====== Lesetext ======

Die Klägerin hat nach dieser Maßgabe zulässig ihren Klageantrag auf die Feststellung umgestellt, dass sich die Hauptsache erledigt hat. Hierin liegt keine Klageänderung im Sinne des § 99 SGG (vergleiche dazu BSG, Urteil vom 9. April 2019 – B 1 KR 3/18 R Rn 19). Es kommt auch nicht darauf an, wann das maßgeblich erledigende Ereignis eingetreten ist, denn für den Übergang vom ursprünglichen Klageantrag zur Erledigungserklärung gibt es grundsätzlich keine zeitlichen Grenzen (BSG, aaO, Rn 19).

Die Klage auf Feststellung der streitigen Erledigung des Rechtsstreits in der Hauptsache ist bei allgemeinen Leistungsklagen ohne kostenprivilegierte Beteiligte begründet, wenn sich die ursprünglich zulässige (b) und begründete (c) Klage erledigt hat (d) (siehe BSG, aaO, Leitsatz und Rn 8, 21).

So verhält es sich hier.

======

▶ Aufgabe 1: Erklären Sie mit der Begründung aus dem Text zur Erledigung der Hauptsache, weshalb der Zeitpunkt des maßgeblich erledigenden Ereignisses keine Rolle spielt.
▶ Aufgabe 2: Setzen Sie den Text zur Erledigung der Hauptsache im Anschluss an seinen letzten Satz fort.

====== Aufgelistete Zeilen ======

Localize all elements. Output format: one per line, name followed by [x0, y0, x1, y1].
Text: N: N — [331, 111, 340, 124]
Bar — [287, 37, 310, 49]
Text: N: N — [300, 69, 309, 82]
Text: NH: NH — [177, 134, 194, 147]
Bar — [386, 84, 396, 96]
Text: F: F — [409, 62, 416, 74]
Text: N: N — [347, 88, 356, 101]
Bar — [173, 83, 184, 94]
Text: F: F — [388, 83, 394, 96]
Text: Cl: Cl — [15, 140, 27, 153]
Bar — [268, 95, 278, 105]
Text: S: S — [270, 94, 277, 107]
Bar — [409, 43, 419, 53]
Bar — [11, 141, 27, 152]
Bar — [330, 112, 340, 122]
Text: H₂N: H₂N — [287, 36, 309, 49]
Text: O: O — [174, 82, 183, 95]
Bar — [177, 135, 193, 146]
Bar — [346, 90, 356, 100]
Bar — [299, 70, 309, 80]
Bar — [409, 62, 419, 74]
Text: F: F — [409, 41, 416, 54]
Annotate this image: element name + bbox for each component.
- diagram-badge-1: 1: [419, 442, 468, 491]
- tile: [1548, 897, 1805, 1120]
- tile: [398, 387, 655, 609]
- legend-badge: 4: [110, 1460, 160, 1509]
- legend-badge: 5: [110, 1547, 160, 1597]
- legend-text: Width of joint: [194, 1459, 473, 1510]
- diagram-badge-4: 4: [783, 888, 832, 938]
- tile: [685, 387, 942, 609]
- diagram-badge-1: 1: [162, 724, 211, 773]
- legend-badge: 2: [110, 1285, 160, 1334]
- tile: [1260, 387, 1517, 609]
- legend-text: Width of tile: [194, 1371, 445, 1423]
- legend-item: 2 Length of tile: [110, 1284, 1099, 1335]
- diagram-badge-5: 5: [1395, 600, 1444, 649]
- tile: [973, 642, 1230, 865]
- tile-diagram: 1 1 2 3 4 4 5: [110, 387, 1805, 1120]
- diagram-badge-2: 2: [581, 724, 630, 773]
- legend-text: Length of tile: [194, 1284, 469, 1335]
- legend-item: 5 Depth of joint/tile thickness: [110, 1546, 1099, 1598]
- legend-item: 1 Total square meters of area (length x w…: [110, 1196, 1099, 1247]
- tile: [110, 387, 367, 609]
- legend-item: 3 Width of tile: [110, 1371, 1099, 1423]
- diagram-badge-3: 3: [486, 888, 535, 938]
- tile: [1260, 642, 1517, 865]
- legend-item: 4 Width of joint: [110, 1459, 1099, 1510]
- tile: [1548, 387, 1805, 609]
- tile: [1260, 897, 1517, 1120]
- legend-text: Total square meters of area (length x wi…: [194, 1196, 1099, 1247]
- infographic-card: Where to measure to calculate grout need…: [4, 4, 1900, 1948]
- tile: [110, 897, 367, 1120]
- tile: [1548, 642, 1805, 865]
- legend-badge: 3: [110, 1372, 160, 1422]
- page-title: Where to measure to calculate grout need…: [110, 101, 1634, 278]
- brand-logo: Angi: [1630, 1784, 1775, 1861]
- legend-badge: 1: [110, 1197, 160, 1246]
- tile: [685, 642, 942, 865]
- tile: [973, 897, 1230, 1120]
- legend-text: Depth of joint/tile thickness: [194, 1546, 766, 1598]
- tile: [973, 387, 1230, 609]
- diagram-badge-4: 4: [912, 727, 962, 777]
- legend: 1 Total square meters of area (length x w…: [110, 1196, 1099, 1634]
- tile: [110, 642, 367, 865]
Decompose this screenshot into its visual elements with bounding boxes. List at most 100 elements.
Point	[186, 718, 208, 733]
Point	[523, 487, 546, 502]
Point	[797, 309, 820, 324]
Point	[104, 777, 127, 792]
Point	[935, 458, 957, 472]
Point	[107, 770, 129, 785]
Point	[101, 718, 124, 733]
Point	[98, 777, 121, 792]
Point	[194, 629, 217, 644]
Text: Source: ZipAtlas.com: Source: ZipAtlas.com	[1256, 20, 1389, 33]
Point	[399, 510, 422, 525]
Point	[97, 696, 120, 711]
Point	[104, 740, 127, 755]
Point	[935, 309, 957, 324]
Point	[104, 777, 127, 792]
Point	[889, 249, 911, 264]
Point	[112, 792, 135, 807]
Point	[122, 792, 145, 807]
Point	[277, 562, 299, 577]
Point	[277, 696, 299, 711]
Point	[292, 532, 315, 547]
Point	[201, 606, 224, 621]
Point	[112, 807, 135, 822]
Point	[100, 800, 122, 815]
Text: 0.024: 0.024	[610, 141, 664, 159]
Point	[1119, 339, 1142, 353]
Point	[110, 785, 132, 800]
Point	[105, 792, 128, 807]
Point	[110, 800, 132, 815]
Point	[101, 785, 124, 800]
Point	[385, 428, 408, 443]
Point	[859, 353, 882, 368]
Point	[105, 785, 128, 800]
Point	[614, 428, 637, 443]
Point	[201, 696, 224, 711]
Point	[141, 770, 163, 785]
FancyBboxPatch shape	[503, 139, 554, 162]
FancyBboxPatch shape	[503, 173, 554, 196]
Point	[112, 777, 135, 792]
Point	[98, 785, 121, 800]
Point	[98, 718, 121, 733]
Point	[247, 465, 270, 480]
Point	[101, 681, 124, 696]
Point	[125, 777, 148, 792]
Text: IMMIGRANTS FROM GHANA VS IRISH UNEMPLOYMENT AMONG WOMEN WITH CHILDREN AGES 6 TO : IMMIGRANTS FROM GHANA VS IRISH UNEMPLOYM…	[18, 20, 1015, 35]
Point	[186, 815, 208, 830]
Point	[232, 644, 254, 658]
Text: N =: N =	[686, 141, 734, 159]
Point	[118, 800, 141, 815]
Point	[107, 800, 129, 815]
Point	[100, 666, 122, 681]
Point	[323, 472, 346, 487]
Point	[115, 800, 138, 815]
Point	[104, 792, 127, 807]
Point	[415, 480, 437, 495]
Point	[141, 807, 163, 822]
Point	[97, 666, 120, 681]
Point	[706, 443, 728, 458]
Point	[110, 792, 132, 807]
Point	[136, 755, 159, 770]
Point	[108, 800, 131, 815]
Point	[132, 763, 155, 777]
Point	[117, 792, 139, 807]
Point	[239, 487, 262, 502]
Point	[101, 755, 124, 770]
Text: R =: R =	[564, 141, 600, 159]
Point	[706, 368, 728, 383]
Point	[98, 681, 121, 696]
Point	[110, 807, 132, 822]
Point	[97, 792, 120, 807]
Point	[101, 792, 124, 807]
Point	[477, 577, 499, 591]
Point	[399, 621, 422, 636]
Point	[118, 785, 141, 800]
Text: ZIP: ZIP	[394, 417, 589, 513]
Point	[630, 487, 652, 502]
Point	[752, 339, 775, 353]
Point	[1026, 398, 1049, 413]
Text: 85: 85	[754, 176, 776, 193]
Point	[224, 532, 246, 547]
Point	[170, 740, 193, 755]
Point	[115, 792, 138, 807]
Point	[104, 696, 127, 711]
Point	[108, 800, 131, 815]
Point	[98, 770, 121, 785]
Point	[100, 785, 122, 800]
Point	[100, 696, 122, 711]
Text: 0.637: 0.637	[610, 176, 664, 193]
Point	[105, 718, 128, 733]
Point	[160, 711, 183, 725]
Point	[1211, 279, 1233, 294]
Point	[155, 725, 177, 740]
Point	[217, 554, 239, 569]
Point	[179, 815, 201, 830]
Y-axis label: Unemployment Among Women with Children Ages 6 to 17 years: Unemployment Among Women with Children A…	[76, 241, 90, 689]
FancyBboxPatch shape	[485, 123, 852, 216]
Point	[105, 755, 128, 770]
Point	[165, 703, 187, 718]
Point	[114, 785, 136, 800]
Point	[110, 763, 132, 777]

======

▶ Richtige Antwort 1: Der Zeitpunkt spielt keine Rolle, weil es für den Übergang vom ursprünglichen Klageantrag zur Erledigungserklärung grundsätzlich keine zeitlichen Grenzen gibt.

▶ Richtige Antwort 2:
Die Klägerin hat ihre ursprünglich auf Zahlung von Krankenhausvergütung in Höhe von 816,44 Euro nebst Zinsen gerichtete echte Leistungsklage (§ 54 Abs 5 SGG) auf Feststellung der Erledigung des Rechtsstreits umgestellt. Beide Beteiligte sind nicht kostenprivilegiert (§§ 197a Abs 1 Satz 1, 183 Satz 1 SGG). Mit ihrer einseitig gebliebenen Erledigungserklärung vom   1. April 2021 nimmt die Klägerin von ihrem bisherigen Klagebegehren Abstand (vgl. BSG aaO, Rn 13).

b.  Die Klage ist ursprünglich als echte Leistungsklage nach § 54 Abs 5 SGG zulässig gewesen. Bei einer auf Zahlung von Behandlungskosten von Versicherten gerichteten Klage des Krankenhausträgers gegen eine Krankenkasse geht es um einen Parteienstreit im Gleichordnungsverhältnis, in dem eine Regelung durch Verwaltungsakt nicht in Betracht kommt.  Ein Vorverfahren ist nicht durchzuführen, eine Klagefrist nicht einzuhalten (st.  Rechtsprechung, vgl zB BSGE 102, 172 = SozR 4-2500 § 109 Nr 13 Rn 9; BSGE 104, 15 = BSG SozR 4- 2500 § 109 Nr 17 Rn 12).

c. Sie war auch begründet. Die Klägerin hatte gegenüber der Beklagten einen Anspruch auf Zahlung von 816,14 Euro für die bei der Versicherten erbrachte Krankenhausbehandlung.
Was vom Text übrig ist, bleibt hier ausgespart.